■ THE PROBLEM ■
Your task is to tally the lines of the listing containing the word "agua" and report the figure alone.

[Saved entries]
╔══

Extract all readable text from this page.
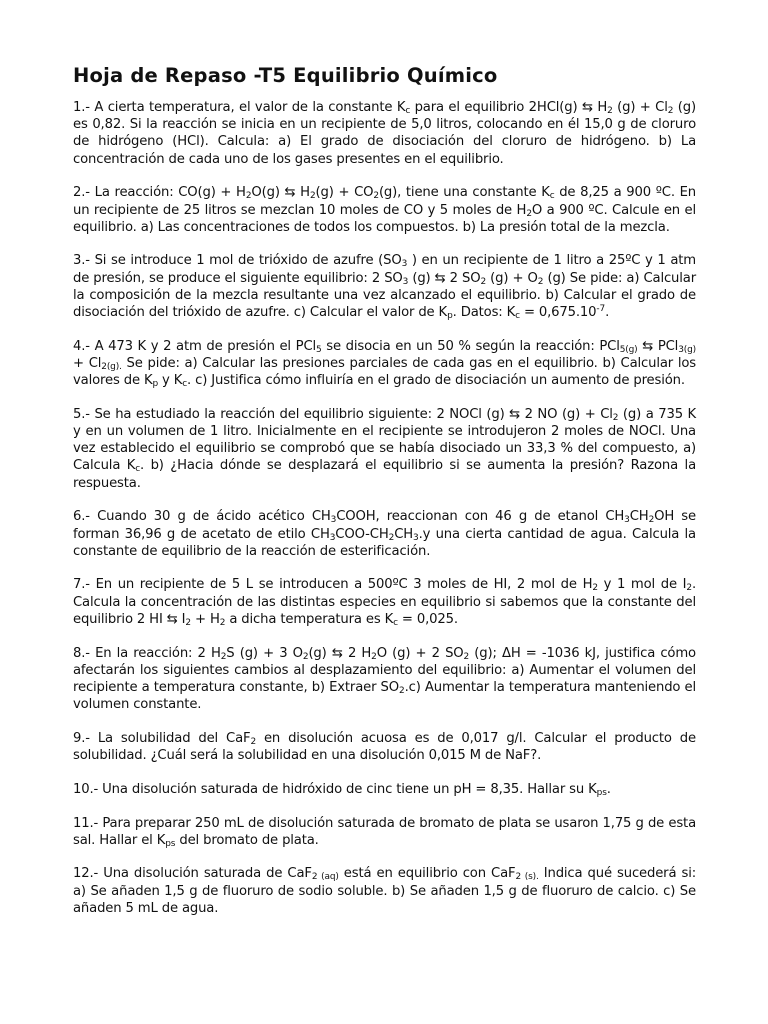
Hoja de Repaso -T5 Equilibrio Químico

1.- A cierta temperatura, el valor de la constante $K_c$ para el equilibrio 2HCl(g) ⇆ $H_2$ $(g) + Cl_2$ (g) es 0,82. Si la reacción se inicia en un recipiente de 5,0 litros, colocando en él 15,0 g de cloruro de hidrógeno (HCl). Calcula: a) El grado de disociación del cloruro de hidrógeno. b) La concentración de cada uno de los gases presentes en el equilibrio.

2.- La reacción: $CO(g) + H_2O(g)$ ⇆ $H_2(g) + CO_2(g)$, tiene una constante $K_c$ de 8,25 a 900 ºC. En un recipiente de 25 litros se mezclan 10 moles de CO y 5 moles de $H_2O$ a 900 ºC. Calcule en el equilibrio. a) Las concentraciones de todos los compuestos. b) La presión total de la mezcla.

3.- Si se introduce 1 mol de trióxido de azufre ($SO_3$ ) en un recipiente de 1 litro a 25ºC y 1 atm de presión, se produce el siguiente equilibrio: 2 $SO_3$ (g) ⇆ 2 $SO_2$ $(g) + O_2$ (g) Se pide: a) Calcular la composición de la mezcla resultante una vez alcanzado el equilibrio. b) Calcular el grado de disociación del trióxido de azufre. c) Calcular el valor de $K_p$. Datos: $K_c = 0,675.10^{-7}$.

4.- A 473 K y 2 atm de presión el PCl$_5$ se disocia en un 50 % según la reacción: PCl$_{5(g)}$ ⇆ $PCl_{3(g)} + Cl_{2(g).}$ Se pide: a) Calcular las presiones parciales de cada gas en el equilibrio. b) Calcular los valores de $K_p$ y $K_c$. c) Justifica cómo influiría en el grado de disociación un aumento de presión.

5.- Se ha estudiado la reacción del equilibrio siguiente: 2 NOCl (g) ⇆ 2 NO $(g) + Cl_2$ (g) a 735 K y en un volumen de 1 litro. Inicialmente en el recipiente se introdujeron 2 moles de NOCl. Una vez establecido el equilibrio se comprobó que se había disociado un 33,3 % del compuesto, a) Calcula $K_c$. b) ¿Hacia dónde se desplazará el equilibrio si se aumenta la presión? Razona la respuesta.

6.- Cuando 30 g de ácido acético $CH_3COOH$, reaccionan con 46 g de etanol $CH_3CH_2OH$ se forman 36,96 g de acetato de etilo $CH_3COO-CH_2CH_3.y$ una cierta cantidad de agua. Calcula la constante de equilibrio de la reacción de esterificación.

7.- En un recipiente de 5 L se introducen a 500ºC 3 moles de HI, 2 mol de $H_2$ y 1 mol de $I_2$. Calcula la concentración de las distintas especies en equilibrio si sabemos que la constante del equilibrio 2 HI ⇆ $I_2 + H_2$ a dicha temperatura es $K_c = 0,025$.

8.- En la reacción: 2 $H_2S$ (g) + 3 $O_2(g)$ ⇆ 2 $H_2O$ (g) + 2 $SO_2$ (g); ΔH = -1036 kJ, justifica cómo afectarán los siguientes cambios al desplazamiento del equilibrio: a) Aumentar el volumen del recipiente a temperatura constante, b) Extraer $SO_2.c$) Aumentar la temperatura manteniendo el volumen constante.

9.- La solubilidad del CaF$_2$ en disolución acuosa es de 0,017 g/l. Calcular el producto de solubilidad. ¿Cuál será la solubilidad en una disolución 0,015 M de NaF?.

10.- Una disolución saturada de hidróxido de cinc tiene un pH = 8,35. Hallar su $K_{ps}$.

11.- Para preparar 250 mL de disolución saturada de bromato de plata se usaron 1,75 g de esta sal. Hallar el $K_{ps}$ del bromato de plata.

12.- Una disolución saturada de CaF$_{2 (aq)}$ está en equilibrio con CaF$_{2 (s).}$ Indica qué sucederá si: a) Se añaden 1,5 g de fluoruro de sodio soluble. b) Se añaden 1,5 g de fluoruro de calcio. c) Se añaden 5 mL de agua.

╚══

■ RESPONSE TO THE TASK ■
2